Collected data:
-- START --

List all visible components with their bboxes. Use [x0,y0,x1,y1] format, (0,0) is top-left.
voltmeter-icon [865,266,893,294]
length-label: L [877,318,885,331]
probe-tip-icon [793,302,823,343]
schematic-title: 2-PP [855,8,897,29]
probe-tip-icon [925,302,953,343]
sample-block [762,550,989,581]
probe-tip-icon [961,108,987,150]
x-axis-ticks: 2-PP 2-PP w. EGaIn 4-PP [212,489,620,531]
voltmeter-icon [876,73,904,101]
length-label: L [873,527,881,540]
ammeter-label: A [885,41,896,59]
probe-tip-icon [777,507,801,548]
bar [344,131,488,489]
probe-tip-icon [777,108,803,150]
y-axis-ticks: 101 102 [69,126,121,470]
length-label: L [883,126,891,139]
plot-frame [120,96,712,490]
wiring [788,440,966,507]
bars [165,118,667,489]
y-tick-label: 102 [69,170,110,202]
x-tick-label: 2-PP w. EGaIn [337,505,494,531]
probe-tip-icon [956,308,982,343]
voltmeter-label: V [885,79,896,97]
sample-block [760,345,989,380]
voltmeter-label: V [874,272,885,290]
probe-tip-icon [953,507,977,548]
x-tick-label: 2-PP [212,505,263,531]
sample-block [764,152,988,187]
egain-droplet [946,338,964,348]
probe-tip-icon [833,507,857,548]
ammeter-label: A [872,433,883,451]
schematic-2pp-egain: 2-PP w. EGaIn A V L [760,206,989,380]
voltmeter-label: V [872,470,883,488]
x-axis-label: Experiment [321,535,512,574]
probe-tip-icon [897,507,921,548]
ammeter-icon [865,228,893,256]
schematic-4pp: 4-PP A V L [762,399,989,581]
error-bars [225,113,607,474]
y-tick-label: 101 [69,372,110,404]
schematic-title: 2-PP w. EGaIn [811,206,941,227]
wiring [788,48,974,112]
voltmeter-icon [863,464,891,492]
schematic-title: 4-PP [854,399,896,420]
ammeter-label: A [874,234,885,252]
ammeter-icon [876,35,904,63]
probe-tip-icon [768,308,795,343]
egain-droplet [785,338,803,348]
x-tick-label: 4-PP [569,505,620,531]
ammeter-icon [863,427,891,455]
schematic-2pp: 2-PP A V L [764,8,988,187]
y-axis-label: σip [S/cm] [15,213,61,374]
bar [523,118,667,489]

-- END --

■ **GIVEN TASK**
Return everything from the start of the rows down to the line containing "x-axis-ticks: 2-PP 2-PP", both ends included, and repeat those lines exactly.

■ **SOLUTION FOR THIS PROBLEM**
List all visible components with their bboxes. Use [x0,y0,x1,y1] format, (0,0) is top-left.
voltmeter-icon [865,266,893,294]
length-label: L [877,318,885,331]
probe-tip-icon [793,302,823,343]
schematic-title: 2-PP [855,8,897,29]
probe-tip-icon [925,302,953,343]
sample-block [762,550,989,581]
probe-tip-icon [961,108,987,150]
x-axis-ticks: 2-PP 2-PP w. EGaIn 4-PP [212,489,620,531]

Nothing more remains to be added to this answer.